▶ _To be done_
Select all lines holding the word "trọng" from the entries that follow.

▶ _Record list_
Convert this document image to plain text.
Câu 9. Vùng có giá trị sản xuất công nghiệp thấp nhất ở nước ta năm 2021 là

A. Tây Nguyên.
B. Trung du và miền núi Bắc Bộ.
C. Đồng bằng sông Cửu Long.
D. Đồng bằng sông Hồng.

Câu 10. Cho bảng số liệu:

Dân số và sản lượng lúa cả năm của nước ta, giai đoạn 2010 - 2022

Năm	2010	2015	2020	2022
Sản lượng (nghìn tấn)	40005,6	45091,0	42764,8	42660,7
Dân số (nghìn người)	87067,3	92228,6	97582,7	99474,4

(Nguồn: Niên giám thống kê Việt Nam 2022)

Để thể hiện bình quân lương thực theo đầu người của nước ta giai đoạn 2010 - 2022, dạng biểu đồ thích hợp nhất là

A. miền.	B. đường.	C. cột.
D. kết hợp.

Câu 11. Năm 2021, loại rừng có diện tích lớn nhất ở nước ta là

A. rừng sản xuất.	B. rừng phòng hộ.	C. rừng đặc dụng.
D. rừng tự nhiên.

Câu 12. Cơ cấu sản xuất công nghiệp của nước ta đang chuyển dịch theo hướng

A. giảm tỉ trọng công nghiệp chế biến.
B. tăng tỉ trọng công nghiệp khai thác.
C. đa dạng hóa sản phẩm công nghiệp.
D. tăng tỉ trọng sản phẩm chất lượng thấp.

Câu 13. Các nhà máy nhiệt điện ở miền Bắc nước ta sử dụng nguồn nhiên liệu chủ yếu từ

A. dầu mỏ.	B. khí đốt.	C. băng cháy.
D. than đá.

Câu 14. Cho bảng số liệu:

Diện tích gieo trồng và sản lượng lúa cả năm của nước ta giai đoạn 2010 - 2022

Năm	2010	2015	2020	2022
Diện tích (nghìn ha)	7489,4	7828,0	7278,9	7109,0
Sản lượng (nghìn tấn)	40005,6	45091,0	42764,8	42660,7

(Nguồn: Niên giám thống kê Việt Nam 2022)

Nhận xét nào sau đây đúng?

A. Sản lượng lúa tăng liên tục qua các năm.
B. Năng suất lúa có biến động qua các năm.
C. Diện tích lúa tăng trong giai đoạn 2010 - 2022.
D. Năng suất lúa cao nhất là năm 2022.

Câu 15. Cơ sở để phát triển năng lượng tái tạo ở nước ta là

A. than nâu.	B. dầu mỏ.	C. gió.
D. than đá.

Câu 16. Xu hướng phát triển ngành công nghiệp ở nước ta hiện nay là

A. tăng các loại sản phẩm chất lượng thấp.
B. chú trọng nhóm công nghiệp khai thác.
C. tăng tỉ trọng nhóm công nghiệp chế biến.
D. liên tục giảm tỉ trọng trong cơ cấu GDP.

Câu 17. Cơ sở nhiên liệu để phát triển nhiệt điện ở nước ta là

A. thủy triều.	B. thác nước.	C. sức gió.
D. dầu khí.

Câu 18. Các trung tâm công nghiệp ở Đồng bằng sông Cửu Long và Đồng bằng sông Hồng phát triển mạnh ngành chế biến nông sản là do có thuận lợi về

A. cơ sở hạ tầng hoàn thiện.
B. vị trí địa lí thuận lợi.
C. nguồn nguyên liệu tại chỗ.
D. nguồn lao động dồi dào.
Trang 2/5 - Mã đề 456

▶ _The reply_
A. giảm tỉ trọng công nghiệp chế biến.
B. tăng tỉ trọng công nghiệp khai thác.
D. tăng tỉ trọng sản phẩm chất lượng thấp.
B. chú trọng nhóm công nghiệp khai thác.
C. tăng tỉ trọng nhóm công nghiệp chế biến.
D. liên tục giảm tỉ trọng trong cơ cấu GDP.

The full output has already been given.